══ DATA FOR THIS TASK

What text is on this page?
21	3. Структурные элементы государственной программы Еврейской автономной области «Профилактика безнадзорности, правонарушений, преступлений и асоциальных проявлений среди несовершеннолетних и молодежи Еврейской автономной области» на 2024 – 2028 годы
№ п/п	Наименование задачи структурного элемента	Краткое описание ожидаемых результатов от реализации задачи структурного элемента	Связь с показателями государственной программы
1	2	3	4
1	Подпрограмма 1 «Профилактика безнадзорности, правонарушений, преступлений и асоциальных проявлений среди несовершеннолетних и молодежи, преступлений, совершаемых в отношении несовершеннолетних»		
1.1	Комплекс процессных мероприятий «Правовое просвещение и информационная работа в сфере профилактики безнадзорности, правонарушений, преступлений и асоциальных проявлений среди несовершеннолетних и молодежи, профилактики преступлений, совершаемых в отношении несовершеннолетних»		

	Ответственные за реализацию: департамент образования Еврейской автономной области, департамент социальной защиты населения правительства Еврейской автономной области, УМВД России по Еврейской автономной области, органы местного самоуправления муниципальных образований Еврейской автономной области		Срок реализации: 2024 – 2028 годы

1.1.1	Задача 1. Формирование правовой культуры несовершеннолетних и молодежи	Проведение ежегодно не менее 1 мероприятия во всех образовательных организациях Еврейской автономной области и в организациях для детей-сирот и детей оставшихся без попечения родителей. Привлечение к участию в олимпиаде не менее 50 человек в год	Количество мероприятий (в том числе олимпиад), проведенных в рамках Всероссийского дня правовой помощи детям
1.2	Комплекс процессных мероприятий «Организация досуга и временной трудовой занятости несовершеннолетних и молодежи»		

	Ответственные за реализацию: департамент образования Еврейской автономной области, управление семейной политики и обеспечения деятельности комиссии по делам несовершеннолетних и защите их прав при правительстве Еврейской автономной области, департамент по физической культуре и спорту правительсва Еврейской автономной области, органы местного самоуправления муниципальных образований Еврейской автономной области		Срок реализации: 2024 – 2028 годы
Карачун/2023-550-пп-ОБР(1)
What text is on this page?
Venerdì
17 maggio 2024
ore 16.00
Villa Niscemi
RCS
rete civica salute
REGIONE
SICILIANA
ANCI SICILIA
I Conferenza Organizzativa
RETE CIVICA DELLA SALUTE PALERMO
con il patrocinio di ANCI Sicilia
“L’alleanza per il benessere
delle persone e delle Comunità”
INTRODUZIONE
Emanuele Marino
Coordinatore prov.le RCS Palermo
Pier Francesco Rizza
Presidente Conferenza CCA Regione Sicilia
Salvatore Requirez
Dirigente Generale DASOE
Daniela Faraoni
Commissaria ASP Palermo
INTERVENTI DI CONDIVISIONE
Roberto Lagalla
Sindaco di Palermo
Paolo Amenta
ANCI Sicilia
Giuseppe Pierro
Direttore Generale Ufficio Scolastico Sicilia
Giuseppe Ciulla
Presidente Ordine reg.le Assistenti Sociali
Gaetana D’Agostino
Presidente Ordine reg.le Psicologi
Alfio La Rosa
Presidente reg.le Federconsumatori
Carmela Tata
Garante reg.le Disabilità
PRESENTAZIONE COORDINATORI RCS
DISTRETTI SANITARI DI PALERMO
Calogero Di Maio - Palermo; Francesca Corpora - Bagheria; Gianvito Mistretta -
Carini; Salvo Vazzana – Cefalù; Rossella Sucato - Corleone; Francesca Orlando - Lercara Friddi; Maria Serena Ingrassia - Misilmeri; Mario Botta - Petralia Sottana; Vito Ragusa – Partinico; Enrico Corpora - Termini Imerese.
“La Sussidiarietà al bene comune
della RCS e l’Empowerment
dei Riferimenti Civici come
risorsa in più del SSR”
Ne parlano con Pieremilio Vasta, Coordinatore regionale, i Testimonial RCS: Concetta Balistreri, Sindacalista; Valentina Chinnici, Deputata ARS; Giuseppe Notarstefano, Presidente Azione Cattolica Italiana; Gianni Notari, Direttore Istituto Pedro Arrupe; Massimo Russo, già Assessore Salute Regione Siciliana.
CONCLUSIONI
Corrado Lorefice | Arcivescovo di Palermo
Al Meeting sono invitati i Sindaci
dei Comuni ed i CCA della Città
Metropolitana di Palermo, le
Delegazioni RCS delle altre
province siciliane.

════

• _REQUIREMENTS_
Search the data above for the word "Francesca", then gather each line in which it appears.

• _WRITTEN RESPONSE_
Calogero Di Maio - Palermo; Francesca Corpora - Bagheria; Gianvito Mistretta -
Carini; Salvo Vazzana – Cefalù; Rossella Sucato - Corleone; Francesca Orlando - Lercara Friddi; Maria Serena Ingrassia - Misilmeri; Mario Botta - Petralia Sottana; Vito Ragusa – Partinico; Enrico Corpora - Termini Imerese.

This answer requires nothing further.